▸ STUDY QUESTIONS:
1: According to the court footnotes, when is an assessment made under McCallum?
2: Reproduce verbatim the passage of the court footnotes from "20. See, e.g., Barnett, 988" to "1458 (collecting cases).".

═══ PAGE EXTRACT

13. Stallard, 806 F.Supp. at 158-59.
14. See, Brafman, 384 F.2d at 867.
15. Cf., McCallum, 970 F.2d at 68 (observing that an assessment is made when the assessment officer signs the Form 23C summary record).
16. As Stallard correctly notes, we may affirm the judgment of the district court on grounds other than those relied on by the district court. E.g., Chauvin v. Tandy Corp., 984 F.2d 695, 697 (5th Cir.1993); Federal Deposit Ins. Co. v. Laguarta, 939 F.2d 1231, 1240 (5th Cir.1991).
17. Treas.Reg. § 301.6203-1 (emphasis added).
18. A "responsible party" is one who is responsible for either collecting, truthfully accounting for, or paying over the trust fund taxes. E.g., Barnett, 988 F.2d at 1453 n. 6; Raba, 977 F.2d at 943 n. 5.
19. E.g., Barnett, 988 F.2d at 1453; Raba, 977 F.2d at 943.
20. See, e.g., Barnett, 988 F.2d at 1454-55 (analyzing whether the taxpayer had the "effective power" to pay the trust fund taxes during the periods they accrued); Raba, 977 F.2d at 943-45 (same); Turnbull v. United States, 929 F.2d 173, 178-79 (5th Cir.1991) (same); Gustin v. United States, IRS, 876 F.2d 485, 492 (5th Cir.1989) (same); Wood v. United States, 808 F.2d 411, 415 (5th Cir.1987) (same).
21. E.g., Barnett, 988 F.2d at 1458 (collecting cases).
22. The Ninth Circuit's recent decision in Purcell v. United States, 1 F.3d 932 (9th Cir.1993) is not to the contrary. In Purcell the court concluded that a reference in a certificate of assessment to the last period for which trust fund taxes were admittedly owed—when properly supported by more detailed records indicating each taxable period covered by the assessment—did not limit the taxpayer's liability to only that last period referenced. Id. at 940-41. Indeed, instead of supporting the government's assertion that tax periods are irrelevant, Purcell appears to undermine it as Purcell appears premised on the notion that tax periods do matter—the government simply met its burden of proving that the assessment was for more than the last period referred to in one document.
23. The government also continues to argue that the "presumption of validity" accorded Form 4340 is still applicable in the instant case. When considered in light of the evidence and the government's admissions discussed above, this is an incredible assertion.

══════
═══ DATA SHOWN

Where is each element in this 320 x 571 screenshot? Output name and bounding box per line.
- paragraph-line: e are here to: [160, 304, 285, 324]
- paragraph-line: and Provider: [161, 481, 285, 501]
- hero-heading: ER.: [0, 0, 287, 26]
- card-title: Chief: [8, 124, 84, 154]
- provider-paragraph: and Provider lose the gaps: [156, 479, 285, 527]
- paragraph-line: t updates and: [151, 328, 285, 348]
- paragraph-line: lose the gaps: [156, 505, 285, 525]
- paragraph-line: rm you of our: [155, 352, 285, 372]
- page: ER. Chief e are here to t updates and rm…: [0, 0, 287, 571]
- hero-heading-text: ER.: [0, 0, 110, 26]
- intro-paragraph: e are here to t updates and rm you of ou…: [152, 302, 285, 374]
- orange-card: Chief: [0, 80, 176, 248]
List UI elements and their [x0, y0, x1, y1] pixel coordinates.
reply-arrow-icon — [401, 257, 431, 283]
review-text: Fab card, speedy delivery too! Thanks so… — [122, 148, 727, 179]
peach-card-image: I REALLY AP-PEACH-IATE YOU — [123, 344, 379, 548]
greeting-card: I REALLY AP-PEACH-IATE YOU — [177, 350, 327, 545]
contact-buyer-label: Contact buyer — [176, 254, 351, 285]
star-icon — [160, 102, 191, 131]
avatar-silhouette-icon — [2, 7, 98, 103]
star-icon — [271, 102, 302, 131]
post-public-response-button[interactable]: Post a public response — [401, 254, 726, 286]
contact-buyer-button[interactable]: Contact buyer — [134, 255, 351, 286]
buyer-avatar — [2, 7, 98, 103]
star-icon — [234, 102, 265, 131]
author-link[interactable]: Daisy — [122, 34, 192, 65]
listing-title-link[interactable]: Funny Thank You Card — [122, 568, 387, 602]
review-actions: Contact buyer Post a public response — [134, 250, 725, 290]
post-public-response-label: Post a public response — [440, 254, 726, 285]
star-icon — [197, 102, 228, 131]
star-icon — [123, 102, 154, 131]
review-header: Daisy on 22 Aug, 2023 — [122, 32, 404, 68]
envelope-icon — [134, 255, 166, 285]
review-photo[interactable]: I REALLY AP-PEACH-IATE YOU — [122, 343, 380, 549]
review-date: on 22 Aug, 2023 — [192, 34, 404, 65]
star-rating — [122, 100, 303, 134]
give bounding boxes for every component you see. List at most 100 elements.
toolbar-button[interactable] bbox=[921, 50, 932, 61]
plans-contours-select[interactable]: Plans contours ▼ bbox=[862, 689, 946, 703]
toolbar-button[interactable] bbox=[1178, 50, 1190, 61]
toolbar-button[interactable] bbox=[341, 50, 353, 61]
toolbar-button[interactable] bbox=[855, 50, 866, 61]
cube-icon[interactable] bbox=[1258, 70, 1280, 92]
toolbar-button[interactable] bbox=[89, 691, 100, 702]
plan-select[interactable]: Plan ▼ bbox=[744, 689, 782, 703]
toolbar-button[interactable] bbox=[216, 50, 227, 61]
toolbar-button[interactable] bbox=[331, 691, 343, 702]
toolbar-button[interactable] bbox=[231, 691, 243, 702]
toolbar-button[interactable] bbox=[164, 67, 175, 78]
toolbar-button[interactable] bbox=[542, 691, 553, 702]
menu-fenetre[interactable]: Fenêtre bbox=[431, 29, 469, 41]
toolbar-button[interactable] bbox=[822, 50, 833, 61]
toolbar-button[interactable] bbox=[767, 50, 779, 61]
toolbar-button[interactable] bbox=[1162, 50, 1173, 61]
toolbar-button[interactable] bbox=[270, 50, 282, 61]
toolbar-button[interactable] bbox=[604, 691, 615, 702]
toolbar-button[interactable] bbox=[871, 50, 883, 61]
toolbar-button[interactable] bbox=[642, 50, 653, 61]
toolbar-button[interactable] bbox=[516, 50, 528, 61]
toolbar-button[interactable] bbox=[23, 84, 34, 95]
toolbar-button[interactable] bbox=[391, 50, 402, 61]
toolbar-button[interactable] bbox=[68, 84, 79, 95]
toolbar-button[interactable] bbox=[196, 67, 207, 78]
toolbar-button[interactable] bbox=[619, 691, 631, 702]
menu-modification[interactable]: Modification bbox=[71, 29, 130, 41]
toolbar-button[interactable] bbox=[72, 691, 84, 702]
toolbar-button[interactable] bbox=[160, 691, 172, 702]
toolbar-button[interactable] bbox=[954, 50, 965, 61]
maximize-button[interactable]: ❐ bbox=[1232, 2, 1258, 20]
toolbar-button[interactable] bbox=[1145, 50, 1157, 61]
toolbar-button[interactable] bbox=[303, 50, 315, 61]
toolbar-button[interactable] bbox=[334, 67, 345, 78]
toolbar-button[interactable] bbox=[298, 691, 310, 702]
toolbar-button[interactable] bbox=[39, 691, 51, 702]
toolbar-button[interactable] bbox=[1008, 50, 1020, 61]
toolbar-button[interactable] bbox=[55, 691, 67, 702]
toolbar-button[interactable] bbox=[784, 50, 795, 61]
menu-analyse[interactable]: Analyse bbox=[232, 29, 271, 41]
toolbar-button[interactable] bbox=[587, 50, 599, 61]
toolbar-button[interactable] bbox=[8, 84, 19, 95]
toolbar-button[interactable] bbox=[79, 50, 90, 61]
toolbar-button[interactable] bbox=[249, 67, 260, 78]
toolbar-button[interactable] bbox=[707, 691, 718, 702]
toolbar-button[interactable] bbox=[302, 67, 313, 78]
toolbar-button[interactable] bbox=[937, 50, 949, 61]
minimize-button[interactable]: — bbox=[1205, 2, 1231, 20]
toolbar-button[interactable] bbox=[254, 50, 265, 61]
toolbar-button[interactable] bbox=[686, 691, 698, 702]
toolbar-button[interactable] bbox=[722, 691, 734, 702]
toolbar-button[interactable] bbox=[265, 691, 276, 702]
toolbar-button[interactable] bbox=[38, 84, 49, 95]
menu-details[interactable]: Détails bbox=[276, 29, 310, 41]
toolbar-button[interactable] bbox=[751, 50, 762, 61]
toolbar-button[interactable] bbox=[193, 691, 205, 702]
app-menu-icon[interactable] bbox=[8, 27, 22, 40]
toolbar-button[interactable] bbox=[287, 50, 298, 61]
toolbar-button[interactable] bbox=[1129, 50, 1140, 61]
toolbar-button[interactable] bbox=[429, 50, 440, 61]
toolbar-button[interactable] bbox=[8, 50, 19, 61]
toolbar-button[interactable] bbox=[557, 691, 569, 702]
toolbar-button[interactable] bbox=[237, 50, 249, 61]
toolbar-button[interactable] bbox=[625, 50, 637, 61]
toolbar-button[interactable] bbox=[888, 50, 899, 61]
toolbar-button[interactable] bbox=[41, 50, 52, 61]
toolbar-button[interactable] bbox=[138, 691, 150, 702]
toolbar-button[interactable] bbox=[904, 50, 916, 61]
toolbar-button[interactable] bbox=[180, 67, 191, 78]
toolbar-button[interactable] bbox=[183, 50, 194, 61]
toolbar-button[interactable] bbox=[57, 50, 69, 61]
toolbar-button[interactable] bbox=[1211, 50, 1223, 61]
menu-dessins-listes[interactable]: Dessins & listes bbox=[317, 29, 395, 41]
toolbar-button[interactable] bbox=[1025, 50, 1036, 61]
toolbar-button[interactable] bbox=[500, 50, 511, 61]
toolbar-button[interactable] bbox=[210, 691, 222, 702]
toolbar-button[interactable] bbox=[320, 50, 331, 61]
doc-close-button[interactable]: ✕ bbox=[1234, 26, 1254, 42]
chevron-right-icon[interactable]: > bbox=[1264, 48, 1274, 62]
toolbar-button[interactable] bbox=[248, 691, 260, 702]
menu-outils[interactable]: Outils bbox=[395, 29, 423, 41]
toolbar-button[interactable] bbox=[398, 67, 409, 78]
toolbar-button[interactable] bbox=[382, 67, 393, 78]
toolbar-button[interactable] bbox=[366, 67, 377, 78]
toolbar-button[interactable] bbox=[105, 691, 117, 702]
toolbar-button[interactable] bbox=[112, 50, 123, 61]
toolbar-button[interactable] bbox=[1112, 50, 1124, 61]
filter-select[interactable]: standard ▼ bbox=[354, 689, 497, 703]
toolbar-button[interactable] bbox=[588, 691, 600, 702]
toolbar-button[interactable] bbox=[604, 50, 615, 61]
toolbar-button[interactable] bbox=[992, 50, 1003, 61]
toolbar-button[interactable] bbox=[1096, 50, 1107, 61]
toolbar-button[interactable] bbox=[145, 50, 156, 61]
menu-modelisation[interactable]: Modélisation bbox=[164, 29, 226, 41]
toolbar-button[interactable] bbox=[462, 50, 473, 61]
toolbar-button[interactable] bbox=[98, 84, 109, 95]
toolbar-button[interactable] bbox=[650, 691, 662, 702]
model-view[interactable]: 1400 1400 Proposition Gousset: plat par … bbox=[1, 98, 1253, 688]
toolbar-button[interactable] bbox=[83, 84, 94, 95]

══════

▸ SOLUTIONS BELOW:
1: When the assessment officer signs the Form 23C summary record.

2:
20. See, e.g., Barnett, 988 F.2d at 1454-55 (analyzing whether the taxpayer had the "effective power" to pay the trust fund taxes during the periods they accrued); Raba, 977 F.2d at 943-45 (same); Turnbull v. United States, 929 F.2d 173, 178-79 (5th Cir.1991) (same); Gustin v. United States, IRS, 876 F.2d 485, 492 (5th Cir.1989) (same); Wood v. United States, 808 F.2d 411, 415 (5th Cir.1987) (same).
21. E.g., Barnett, 988 F.2d at 1458 (collecting cases).